*** Listing ***

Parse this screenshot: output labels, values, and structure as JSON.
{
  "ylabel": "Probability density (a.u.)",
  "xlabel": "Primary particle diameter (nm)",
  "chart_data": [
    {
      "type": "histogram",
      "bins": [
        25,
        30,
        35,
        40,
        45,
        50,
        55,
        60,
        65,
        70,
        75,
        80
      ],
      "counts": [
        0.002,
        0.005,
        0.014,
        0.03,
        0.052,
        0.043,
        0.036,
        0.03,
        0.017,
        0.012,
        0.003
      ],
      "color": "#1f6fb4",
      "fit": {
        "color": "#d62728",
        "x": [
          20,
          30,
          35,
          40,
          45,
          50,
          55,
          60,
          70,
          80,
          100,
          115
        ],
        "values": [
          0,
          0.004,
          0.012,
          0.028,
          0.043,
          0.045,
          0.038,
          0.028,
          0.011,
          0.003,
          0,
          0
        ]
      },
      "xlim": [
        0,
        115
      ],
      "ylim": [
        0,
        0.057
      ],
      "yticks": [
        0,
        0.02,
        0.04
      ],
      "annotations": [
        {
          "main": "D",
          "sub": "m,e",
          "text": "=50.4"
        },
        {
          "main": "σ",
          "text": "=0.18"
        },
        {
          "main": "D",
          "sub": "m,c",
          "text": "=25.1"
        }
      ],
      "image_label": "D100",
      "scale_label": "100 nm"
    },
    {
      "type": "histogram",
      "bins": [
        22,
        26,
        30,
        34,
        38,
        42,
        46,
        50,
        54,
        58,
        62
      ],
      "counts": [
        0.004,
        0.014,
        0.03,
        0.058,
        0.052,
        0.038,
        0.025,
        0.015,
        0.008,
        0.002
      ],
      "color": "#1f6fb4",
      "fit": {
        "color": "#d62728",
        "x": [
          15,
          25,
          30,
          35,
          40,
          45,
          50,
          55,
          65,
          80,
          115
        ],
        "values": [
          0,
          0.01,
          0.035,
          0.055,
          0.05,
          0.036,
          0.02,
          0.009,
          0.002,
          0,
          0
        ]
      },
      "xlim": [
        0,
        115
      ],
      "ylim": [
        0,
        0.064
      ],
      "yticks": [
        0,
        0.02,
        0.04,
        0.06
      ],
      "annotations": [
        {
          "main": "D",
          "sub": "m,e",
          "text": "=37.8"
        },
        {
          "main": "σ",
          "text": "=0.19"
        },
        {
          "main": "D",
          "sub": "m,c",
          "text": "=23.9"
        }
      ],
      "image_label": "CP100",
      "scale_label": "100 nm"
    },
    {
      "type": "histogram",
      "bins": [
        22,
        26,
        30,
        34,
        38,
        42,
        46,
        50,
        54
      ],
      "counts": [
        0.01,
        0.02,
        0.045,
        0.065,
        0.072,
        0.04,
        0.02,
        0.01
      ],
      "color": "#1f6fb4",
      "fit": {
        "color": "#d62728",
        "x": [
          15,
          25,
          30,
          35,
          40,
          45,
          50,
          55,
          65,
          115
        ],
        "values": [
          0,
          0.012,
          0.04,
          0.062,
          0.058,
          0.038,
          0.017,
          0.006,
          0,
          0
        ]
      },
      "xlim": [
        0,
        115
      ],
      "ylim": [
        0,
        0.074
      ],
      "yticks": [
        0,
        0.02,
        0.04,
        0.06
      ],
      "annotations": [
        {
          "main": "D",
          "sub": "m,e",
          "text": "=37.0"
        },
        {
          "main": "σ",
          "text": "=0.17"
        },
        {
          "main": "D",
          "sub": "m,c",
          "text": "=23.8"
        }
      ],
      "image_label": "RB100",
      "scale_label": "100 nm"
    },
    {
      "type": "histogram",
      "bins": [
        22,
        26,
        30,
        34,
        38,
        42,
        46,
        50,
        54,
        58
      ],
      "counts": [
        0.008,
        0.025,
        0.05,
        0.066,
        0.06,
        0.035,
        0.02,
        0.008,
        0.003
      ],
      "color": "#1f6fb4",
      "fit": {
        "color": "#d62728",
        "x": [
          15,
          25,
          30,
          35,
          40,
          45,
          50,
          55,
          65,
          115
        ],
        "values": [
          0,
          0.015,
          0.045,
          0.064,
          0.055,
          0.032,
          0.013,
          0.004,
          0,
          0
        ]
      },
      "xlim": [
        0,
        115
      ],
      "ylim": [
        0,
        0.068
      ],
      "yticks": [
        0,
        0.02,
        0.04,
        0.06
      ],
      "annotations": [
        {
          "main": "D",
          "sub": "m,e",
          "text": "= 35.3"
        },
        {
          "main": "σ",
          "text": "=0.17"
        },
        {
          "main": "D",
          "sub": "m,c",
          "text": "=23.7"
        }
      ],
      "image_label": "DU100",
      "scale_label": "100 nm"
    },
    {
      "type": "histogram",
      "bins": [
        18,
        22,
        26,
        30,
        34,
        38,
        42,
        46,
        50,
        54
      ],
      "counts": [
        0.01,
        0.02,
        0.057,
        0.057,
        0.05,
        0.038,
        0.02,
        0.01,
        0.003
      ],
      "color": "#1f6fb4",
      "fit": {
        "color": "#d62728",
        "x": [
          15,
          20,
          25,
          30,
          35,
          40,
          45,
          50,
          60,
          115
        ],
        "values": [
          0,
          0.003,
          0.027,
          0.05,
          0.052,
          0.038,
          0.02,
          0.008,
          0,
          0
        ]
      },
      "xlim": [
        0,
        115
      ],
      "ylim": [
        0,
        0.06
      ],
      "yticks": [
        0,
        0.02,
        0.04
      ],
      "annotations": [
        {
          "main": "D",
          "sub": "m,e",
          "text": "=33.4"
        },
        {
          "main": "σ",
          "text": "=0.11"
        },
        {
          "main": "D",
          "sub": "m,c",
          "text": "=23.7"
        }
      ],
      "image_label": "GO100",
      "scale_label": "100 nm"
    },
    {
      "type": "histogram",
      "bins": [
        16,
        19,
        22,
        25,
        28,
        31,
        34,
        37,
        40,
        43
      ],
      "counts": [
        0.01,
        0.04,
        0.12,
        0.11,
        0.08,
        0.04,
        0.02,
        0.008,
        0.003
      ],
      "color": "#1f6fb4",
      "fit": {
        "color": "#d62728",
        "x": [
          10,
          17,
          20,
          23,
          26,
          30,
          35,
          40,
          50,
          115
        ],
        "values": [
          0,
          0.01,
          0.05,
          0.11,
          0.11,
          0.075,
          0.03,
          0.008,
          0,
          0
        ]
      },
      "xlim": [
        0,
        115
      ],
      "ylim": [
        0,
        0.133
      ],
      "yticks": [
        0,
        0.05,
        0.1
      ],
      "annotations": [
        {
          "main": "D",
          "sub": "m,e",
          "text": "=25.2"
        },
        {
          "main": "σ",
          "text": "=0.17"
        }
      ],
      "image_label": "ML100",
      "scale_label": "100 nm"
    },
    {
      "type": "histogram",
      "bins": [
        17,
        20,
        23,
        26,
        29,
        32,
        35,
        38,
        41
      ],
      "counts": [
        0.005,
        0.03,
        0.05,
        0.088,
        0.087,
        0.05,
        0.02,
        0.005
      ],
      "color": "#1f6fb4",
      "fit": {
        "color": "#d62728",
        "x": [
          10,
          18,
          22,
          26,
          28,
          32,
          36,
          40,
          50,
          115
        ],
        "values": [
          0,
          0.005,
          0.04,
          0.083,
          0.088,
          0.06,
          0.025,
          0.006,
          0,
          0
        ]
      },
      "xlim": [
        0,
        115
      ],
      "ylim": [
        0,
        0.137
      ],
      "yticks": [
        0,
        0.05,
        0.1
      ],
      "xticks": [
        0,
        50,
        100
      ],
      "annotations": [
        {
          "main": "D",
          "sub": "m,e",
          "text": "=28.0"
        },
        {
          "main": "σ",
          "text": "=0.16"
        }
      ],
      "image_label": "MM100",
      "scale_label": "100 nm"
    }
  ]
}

***

- _Work to do_
Quote all of the entries verbatim.

- _Exercise solution_
Parse this screenshot: output labels, values, and structure as JSON.
{
  "ylabel": "Probability density (a.u.)",
  "xlabel": "Primary particle diameter (nm)",
  "chart_data": [
    {
      "type": "histogram",
      "bins": [
        25,
        30,
        35,
        40,
        45,
        50,
        55,
        60,
        65,
        70,
        75,
        80
      ],
      "counts": [
        0.002,
        0.005,
        0.014,
        0.03,
        0.052,
        0.043,
        0.036,
        0.03,
        0.017,
        0.012,
        0.003
      ],
      "color": "#1f6fb4",
      "fit": {
        "color": "#d62728",
        "x": [
          20,
          30,
          35,
          40,
          45,
          50,
          55,
          60,
          70,
          80,
          100,
          115
        ],
        "values": [
          0,
          0.004,
          0.012,
          0.028,
          0.043,
          0.045,
          0.038,
          0.028,
          0.011,
          0.003,
          0,
          0
        ]
      },
      "xlim": [
        0,
        115
      ],
      "ylim": [
        0,
        0.057
      ],
      "yticks": [
        0,
        0.02,
        0.04
      ],
      "annotations": [
        {
          "main": "D",
          "sub": "m,e",
          "text": "=50.4"
        },
        {
          "main": "σ",
          "text": "=0.18"
        },
        {
          "main": "D",
          "sub": "m,c",
          "text": "=25.1"
        }
      ],
      "image_label": "D100",
      "scale_label": "100 nm"
    },
    {
      "type": "histogram",
      "bins": [
        22,
        26,
        30,
        34,
        38,
        42,
        46,
        50,
        54,
        58,
        62
      ],
      "counts": [
        0.004,
        0.014,
        0.03,
        0.058,
        0.052,
        0.038,
        0.025,
        0.015,
        0.008,
        0.002
      ],
      "color": "#1f6fb4",
      "fit": {
        "color": "#d62728",
        "x": [
          15,
          25,
          30,
          35,
          40,
          45,
          50,
          55,
          65,
          80,
          115
        ],
        "values": [
          0,
          0.01,
          0.035,
          0.055,
          0.05,
          0.036,
          0.02,
          0.009,
          0.002,
          0,
          0
        ]
      },
      "xlim": [
        0,
        115
      ],
      "ylim": [
        0,
        0.064
      ],
      "yticks": [
        0,
        0.02,
        0.04,
        0.06
      ],
      "annotations": [
        {
          "main": "D",
          "sub": "m,e",
          "text": "=37.8"
        },
        {
          "main": "σ",
          "text": "=0.19"
        },
        {
          "main": "D",
          "sub": "m,c",
          "text": "=23.9"
        }
      ],
      "image_label": "CP100",
      "scale_label": "100 nm"
    },
    {
      "type": "histogram",
      "bins": [
        22,
        26,
        30,
        34,
        38,
        42,
        46,
        50,
        54
      ],
      "counts": [
        0.01,
        0.02,
        0.045,
        0.065,
        0.072,
        0.04,
        0.02,
        0.01
      ],
      "color": "#1f6fb4",
      "fit": {
        "color": "#d62728",
        "x": [
          15,
          25,
          30,
          35,
          40,
          45,
          50,
          55,
          65,
          115
        ],
        "values": [
          0,
          0.012,
          0.04,
          0.062,
          0.058,
          0.038,
          0.017,
          0.006,
          0,
          0
        ]
      },
      "xlim": [
        0,
        115
      ],
      "ylim": [
        0,
        0.074
      ],
      "yticks": [
        0,
        0.02,
        0.04,
        0.06
      ],
      "annotations": [
        {
          "main": "D",
          "sub": "m,e",
          "text": "=37.0"
        },
        {
          "main": "σ",
          "text": "=0.17"
        },
        {
          "main": "D",
          "sub": "m,c",
          "text": "=23.8"
        }
      ],
      "image_label": "RB100",
      "scale_label": "100 nm"
    },
    {
      "type": "histogram",
      "bins": [
        22,
        26,
        30,
        34,
        38,
        42,
        46,
        50,
        54,
        58
      ],
      "counts": [
        0.008,
        0.025,
        0.05,
        0.066,
        0.06,
        0.035,
        0.02,
        0.008,
        0.003
      ],
      "color": "#1f6fb4",
      "fit": {
        "color": "#d62728",
        "x": [
          15,
          25,
          30,
          35,
          40,
          45,
          50,
          55,
          65,
          115
        ],
        "values": [
          0,
          0.015,
          0.045,
          0.064,
          0.055,
          0.032,
          0.013,
          0.004,
          0,
          0
        ]
      },
      "xlim": [
        0,
        115
      ],
      "ylim": [
        0,
        0.068
      ],
      "yticks": [
        0,
        0.02,
        0.04,
        0.06
      ],
      "annotations": [
        {
          "main": "D",
          "sub": "m,e",
          "text": "= 35.3"
        },
        {
          "main": "σ",
          "text": "=0.17"
        },
        {
          "main": "D",
          "sub": "m,c",
          "text": "=23.7"
        }
      ],
      "image_label": "DU100",
      "scale_label": "100 nm"
    },
    {
      "type": "histogram",
      "bins": [
        18,
        22,
        26,
        30,
        34,
        38,
        42,
        46,
        50,
        54
      ],
      "counts": [
        0.01,
        0.02,
        0.057,
        0.057,
        0.05,
        0.038,
        0.02,
        0.01,
        0.003
      ],
      "color": "#1f6fb4",
      "fit": {
        "color": "#d62728",
        "x": [
          15,
          20,
          25,
          30,
          35,
          40,
          45,
          50,
          60,
          115
        ],
        "values": [
          0,
          0.003,
          0.027,
          0.05,
          0.052,
          0.038,
          0.02,
          0.008,
          0,
          0
        ]
      },
      "xlim": [
        0,
        115
      ],
      "ylim": [
        0,
        0.06
      ],
      "yticks": [
        0,
        0.02,
        0.04
      ],
      "annotations": [
        {
          "main": "D",
          "sub": "m,e",
          "text": "=33.4"
        },
        {
          "main": "σ",
          "text": "=0.11"
        },
        {
          "main": "D",
          "sub": "m,c",
          "text": "=23.7"
        }
      ],
      "image_label": "GO100",
      "scale_label": "100 nm"
    },
    {
      "type": "histogram",
      "bins": [
        16,
        19,
        22,
        25,
        28,
        31,
        34,
        37,
        40,
        43
      ],
      "counts": [
        0.01,
        0.04,
        0.12,
        0.11,
        0.08,
        0.04,
        0.02,
        0.008,
        0.003
      ],
      "color": "#1f6fb4",
      "fit": {
        "color": "#d62728",
        "x": [
          10,
          17,
          20,
          23,
          26,
          30,
          35,
          40,
          50,
          115
        ],
        "values": [
          0,
          0.01,
          0.05,
          0.11,
          0.11,
          0.075,
          0.03,
          0.008,
          0,
          0
        ]
      },
      "xlim": [
        0,
        115
      ],
      "ylim": [
        0,
        0.133
      ],
      "yticks": [
        0,
        0.05,
        0.1
      ],
      "annotations": [
        {
          "main": "D",
          "sub": "m,e",
          "text": "=25.2"
        },
        {
          "main": "σ",
          "text": "=0.17"
        }
      ],
      "image_label": "ML100",
      "scale_label": "100 nm"
    },
    {
      "type": "histogram",
      "bins": [
        17,
        20,
        23,
        26,
        29,
        32,
        35,
        38,
        41
      ],
      "counts": [
        0.005,
        0.03,
        0.05,
        0.088,
        0.087,
        0.05,
        0.02,
        0.005
      ],
      "color": "#1f6fb4",
      "fit": {
        "color": "#d62728",
        "x": [
          10,
          18,
          22,
          26,
          28,
          32,
          36,
          40,
          50,
          115
        ],
        "values": [
          0,
          0.005,
          0.04,
          0.083,
          0.088,
          0.06,
          0.025,
          0.006,
          0,
          0
        ]
      },
      "xlim": [
        0,
        115
      ],
      "ylim": [
        0,
        0.137
      ],
      "yticks": [
        0,
        0.05,
        0.1
      ],
      "xticks": [
        0,
        50,
        100
      ],
      "annotations": [
        {
          "main": "D",
          "sub": "m,e",
          "text": "=28.0"
        },
        {
          "main": "σ",
          "text": "=0.16"
        }
      ],
      "image_label": "MM100",
      "scale_label": "100 nm"
    }
  ]
}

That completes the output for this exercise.